GOAL OF THE EXERCISE
Tell how many lines in the data below hold the string "salles"; give nothing but the number.

:: RECORDS

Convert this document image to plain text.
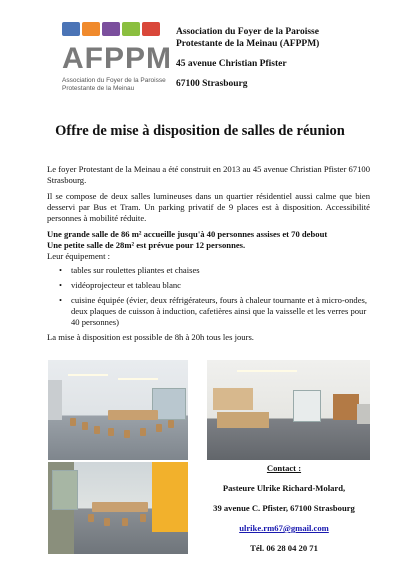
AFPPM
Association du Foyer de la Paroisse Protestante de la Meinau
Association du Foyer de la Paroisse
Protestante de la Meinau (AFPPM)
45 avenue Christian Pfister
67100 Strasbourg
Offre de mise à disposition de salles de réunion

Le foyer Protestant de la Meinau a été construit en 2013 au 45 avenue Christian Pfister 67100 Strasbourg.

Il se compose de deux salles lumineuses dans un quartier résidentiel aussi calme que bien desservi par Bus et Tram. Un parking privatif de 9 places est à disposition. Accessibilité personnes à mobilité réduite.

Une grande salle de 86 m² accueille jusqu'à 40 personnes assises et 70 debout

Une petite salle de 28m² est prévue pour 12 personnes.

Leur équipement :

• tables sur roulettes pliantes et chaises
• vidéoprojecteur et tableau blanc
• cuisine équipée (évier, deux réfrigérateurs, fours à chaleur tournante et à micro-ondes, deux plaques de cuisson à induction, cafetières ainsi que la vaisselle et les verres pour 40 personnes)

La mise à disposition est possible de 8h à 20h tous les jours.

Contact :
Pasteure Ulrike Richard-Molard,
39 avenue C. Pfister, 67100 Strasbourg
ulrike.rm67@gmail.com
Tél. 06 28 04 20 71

::::
:: RECORDS

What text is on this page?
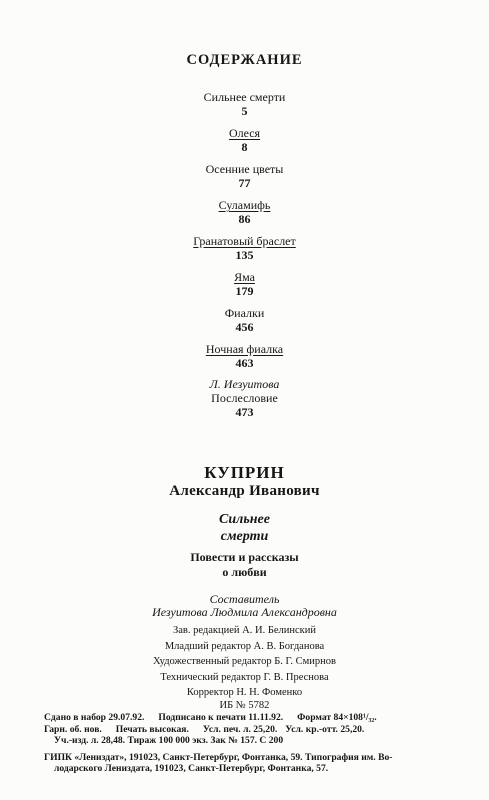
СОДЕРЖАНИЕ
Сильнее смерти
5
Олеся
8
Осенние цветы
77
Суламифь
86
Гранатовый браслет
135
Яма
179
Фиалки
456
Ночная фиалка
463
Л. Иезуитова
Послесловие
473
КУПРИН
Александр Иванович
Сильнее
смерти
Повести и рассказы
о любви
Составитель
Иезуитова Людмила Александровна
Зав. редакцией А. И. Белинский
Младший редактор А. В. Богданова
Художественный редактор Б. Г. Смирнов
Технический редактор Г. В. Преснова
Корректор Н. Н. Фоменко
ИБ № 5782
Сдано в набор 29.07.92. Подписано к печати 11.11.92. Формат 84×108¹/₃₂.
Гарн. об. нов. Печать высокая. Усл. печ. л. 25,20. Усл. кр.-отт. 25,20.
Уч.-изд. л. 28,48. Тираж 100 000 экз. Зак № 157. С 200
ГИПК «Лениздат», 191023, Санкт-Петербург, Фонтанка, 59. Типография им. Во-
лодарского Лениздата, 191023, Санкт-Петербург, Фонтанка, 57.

::::

OUTPUT FOR THIS EXERCISE
2